**DESCRIPTION OF THE TASK**
Single out the lines that include the word "this". Copy them.

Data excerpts
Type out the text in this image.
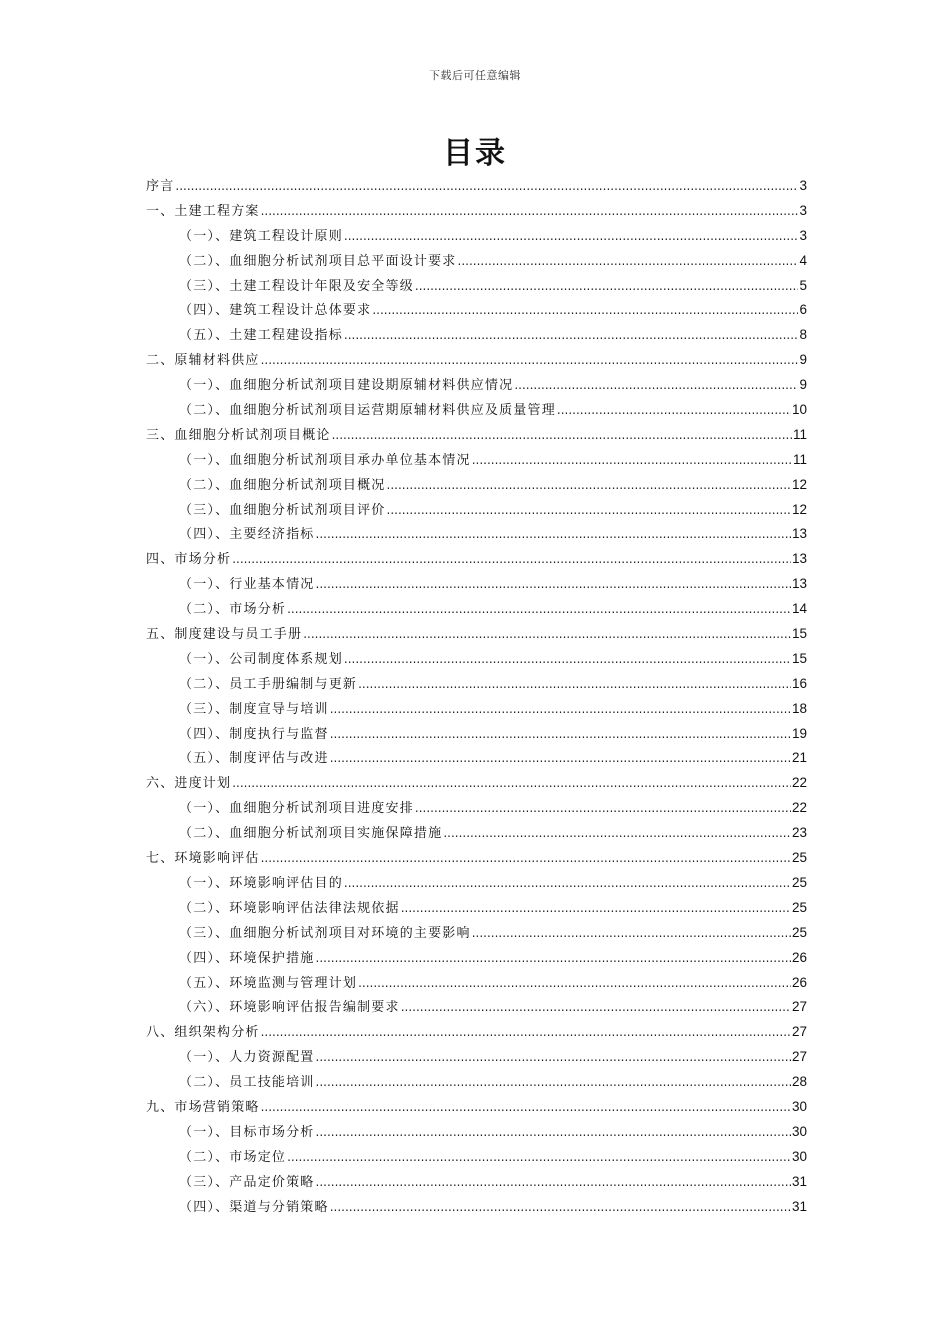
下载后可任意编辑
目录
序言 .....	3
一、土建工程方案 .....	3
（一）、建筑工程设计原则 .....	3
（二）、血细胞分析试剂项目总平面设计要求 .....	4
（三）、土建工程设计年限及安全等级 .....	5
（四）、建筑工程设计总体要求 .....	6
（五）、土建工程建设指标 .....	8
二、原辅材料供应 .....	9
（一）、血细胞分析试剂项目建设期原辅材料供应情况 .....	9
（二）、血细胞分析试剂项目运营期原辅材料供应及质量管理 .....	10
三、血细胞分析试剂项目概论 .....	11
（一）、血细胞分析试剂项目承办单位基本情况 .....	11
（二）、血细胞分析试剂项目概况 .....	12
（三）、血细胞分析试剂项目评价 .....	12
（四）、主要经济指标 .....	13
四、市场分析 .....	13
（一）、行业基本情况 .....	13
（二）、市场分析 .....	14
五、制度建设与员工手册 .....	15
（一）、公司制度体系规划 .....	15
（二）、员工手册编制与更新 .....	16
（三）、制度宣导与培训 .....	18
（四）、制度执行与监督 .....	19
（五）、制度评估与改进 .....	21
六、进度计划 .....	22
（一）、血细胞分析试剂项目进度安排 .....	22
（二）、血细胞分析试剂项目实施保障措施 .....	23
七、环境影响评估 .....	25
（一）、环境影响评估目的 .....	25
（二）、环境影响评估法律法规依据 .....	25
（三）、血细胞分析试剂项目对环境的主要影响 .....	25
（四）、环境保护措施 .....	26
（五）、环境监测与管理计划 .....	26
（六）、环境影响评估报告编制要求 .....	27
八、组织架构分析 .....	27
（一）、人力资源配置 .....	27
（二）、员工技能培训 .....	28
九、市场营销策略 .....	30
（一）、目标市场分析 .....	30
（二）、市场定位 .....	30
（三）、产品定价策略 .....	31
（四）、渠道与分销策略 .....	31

---

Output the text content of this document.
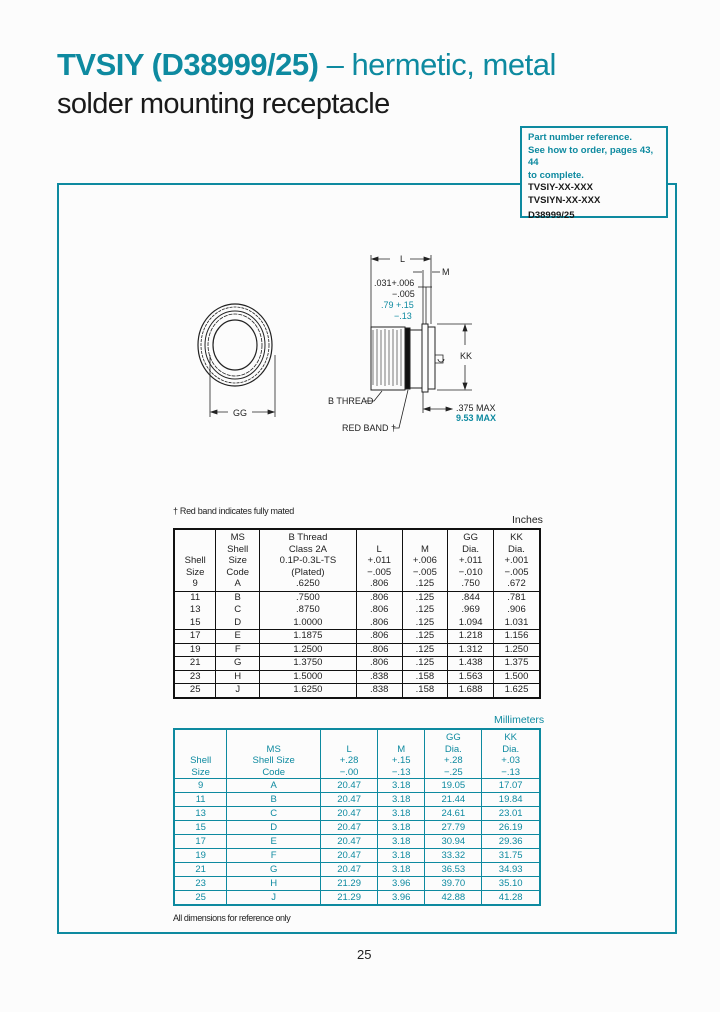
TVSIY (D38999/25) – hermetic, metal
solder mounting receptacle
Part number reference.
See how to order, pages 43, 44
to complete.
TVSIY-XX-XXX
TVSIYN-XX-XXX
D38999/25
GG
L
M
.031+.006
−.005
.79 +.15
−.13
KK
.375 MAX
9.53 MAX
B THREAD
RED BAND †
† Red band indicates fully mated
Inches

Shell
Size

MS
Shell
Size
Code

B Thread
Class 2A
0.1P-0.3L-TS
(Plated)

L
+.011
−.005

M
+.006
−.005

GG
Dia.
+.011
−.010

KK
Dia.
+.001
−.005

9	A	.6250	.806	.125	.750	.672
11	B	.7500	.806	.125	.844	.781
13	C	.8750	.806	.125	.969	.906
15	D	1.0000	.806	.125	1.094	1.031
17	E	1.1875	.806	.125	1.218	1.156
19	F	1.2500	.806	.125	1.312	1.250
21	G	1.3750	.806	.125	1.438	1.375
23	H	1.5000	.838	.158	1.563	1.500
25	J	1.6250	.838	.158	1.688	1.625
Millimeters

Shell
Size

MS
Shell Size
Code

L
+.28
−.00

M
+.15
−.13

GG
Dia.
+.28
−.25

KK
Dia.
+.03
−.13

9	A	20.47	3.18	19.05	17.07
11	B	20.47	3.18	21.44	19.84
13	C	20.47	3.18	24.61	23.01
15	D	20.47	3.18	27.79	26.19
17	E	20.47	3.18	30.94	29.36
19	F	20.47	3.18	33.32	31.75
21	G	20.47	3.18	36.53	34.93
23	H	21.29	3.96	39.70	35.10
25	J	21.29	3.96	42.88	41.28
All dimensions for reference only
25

**FULL OUTPUT**
Type out the text in this image.
Output the text content of this document.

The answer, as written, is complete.